▶ **WHAT YOU ARE ASKED TO DO**:
For the records below, say how many lines contain the string "JSON". Give the number only.

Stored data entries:
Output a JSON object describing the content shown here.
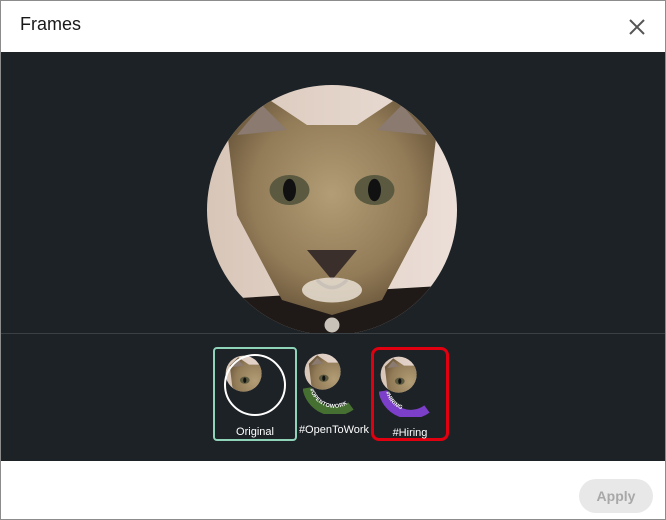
{
  "dialog": {
    "title": "Frames",
    "close_icon": "close-icon"
  },
  "frames": {
    "selected_index": 0,
    "options": [
      {
        "label": "Original",
        "ring_text": ""
      },
      {
        "label": "#OpenToWork",
        "ring_text": "#OPENTOWORK"
      },
      {
        "label": "#Hiring",
        "ring_text": "#HIRING"
      }
    ]
  },
  "footer": {
    "apply_label": "Apply"
  },
  "colors": {
    "stage_background": "#1d2226",
    "open_to_work_ring": "#467031",
    "hiring_ring": "#7c3fc9",
    "selected_border": "#8fd3b8",
    "highlight_border": "#e0000f"
  }
}
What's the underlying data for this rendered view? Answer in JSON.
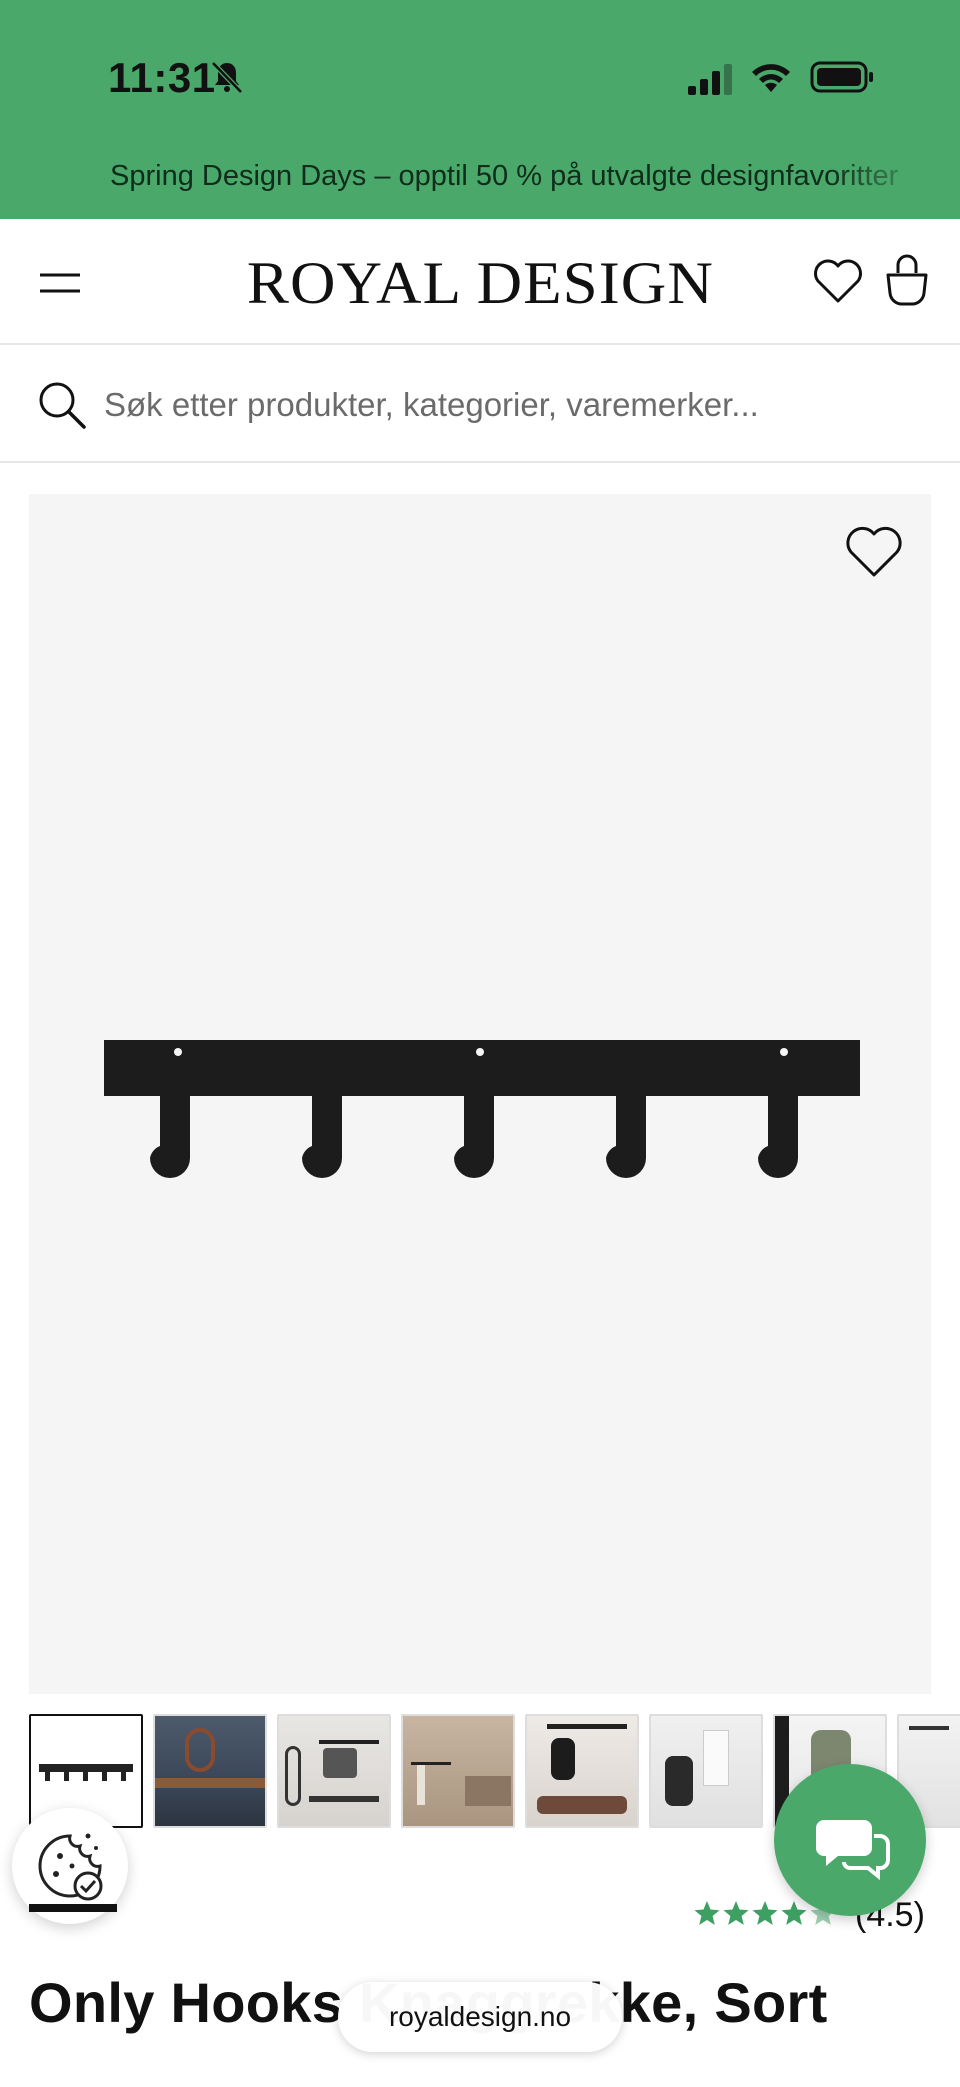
{
  "status_bar": {
    "time": "11:31"
  },
  "promo_banner": {
    "text": "Spring Design Days – opptil 50 % på utvalgte designfavoritter"
  },
  "header": {
    "logo": "ROYAL DESIGN"
  },
  "search": {
    "placeholder": "Søk etter produkter, kategorier, varemerker..."
  },
  "product": {
    "title": "Only Hooks Knaggrekke, Sort",
    "rating": "(4.5)",
    "rating_value": 4.5,
    "rating_max": 5
  },
  "browser": {
    "url": "royaldesign.no"
  },
  "colors": {
    "brand_green": "#4aa86b",
    "star_green": "#3e9f63"
  },
  "icons": {
    "menu": "hamburger-icon",
    "wishlist": "heart-icon",
    "cart": "bag-icon",
    "search": "search-icon",
    "cookie": "cookie-icon",
    "chat": "chat-icon"
  }
}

▶ **ANSWER TO THIS EXERCISE**:
2